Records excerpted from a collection
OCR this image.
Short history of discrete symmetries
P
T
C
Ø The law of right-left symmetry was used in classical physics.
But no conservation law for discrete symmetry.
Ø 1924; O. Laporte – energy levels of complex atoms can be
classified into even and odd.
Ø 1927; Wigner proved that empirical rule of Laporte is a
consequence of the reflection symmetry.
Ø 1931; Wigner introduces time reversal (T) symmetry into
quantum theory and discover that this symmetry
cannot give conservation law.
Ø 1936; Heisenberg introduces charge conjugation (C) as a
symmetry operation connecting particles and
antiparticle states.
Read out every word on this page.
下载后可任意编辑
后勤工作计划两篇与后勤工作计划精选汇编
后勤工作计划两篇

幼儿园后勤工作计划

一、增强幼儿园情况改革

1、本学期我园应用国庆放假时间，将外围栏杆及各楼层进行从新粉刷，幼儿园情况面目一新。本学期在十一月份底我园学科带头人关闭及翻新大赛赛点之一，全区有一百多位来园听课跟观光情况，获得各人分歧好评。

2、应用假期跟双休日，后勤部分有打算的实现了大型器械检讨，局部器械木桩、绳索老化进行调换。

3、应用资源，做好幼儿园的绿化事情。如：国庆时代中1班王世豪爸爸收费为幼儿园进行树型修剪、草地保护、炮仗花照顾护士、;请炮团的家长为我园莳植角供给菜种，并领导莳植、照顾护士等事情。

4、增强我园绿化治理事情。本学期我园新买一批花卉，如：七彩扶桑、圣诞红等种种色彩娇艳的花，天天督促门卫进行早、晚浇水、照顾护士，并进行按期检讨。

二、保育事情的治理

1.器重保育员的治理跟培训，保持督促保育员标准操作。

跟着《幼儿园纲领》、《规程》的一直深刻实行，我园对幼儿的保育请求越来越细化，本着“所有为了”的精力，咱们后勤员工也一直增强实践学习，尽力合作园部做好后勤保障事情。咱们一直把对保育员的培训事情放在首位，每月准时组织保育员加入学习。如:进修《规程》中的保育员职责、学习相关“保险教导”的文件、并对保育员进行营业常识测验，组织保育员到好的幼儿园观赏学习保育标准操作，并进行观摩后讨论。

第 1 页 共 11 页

=== DIRECTION ===
Extract every entry above as it appears.

=== RESPONSE TO THE TASK ===
OCR this image.
Short history of discrete symmetries
P
T
C
Ø The law of right-left symmetry was used in classical physics.
But no conservation law for discrete symmetry.
Ø 1924; O. Laporte – energy levels of complex atoms can be
classified into even and odd.
Ø 1927; Wigner proved that empirical rule of Laporte is a
consequence of the reflection symmetry.
Ø 1931; Wigner introduces time reversal (T) symmetry into
quantum theory and discover that this symmetry
cannot give conservation law.
Ø 1936; Heisenberg introduces charge conjugation (C) as a
symmetry operation connecting particles and
antiparticle states.
Read out every word on this page.
下载后可任意编辑
后勤工作计划两篇与后勤工作计划精选汇编
后勤工作计划两篇

幼儿园后勤工作计划

一、增强幼儿园情况改革

1、本学期我园应用国庆放假时间，将外围栏杆及各楼层进行从新粉刷，幼儿园情况面目一新。本学期在十一月份底我园学科带头人关闭及翻新大赛赛点之一，全区有一百多位来园听课跟观光情况，获得各人分歧好评。

2、应用假期跟双休日，后勤部分有打算的实现了大型器械检讨，局部器械木桩、绳索老化进行调换。

3、应用资源，做好幼儿园的绿化事情。如：国庆时代中1班王世豪爸爸收费为幼儿园进行树型修剪、草地保护、炮仗花照顾护士、;请炮团的家长为我园莳植角供给菜种，并领导莳植、照顾护士等事情。

4、增强我园绿化治理事情。本学期我园新买一批花卉，如：七彩扶桑、圣诞红等种种色彩娇艳的花，天天督促门卫进行早、晚浇水、照顾护士，并进行按期检讨。

二、保育事情的治理

1.器重保育员的治理跟培训，保持督促保育员标准操作。

跟着《幼儿园纲领》、《规程》的一直深刻实行，我园对幼儿的保育请求越来越细化，本着“所有为了”的精力，咱们后勤员工也一直增强实践学习，尽力合作园部做好后勤保障事情。咱们一直把对保育员的培训事情放在首位，每月准时组织保育员加入学习。如:进修《规程》中的保育员职责、学习相关“保险教导”的文件、并对保育员进行营业常识测验，组织保育员到好的幼儿园观赏学习保育标准操作，并进行观摩后讨论。

第 1 页 共 11 页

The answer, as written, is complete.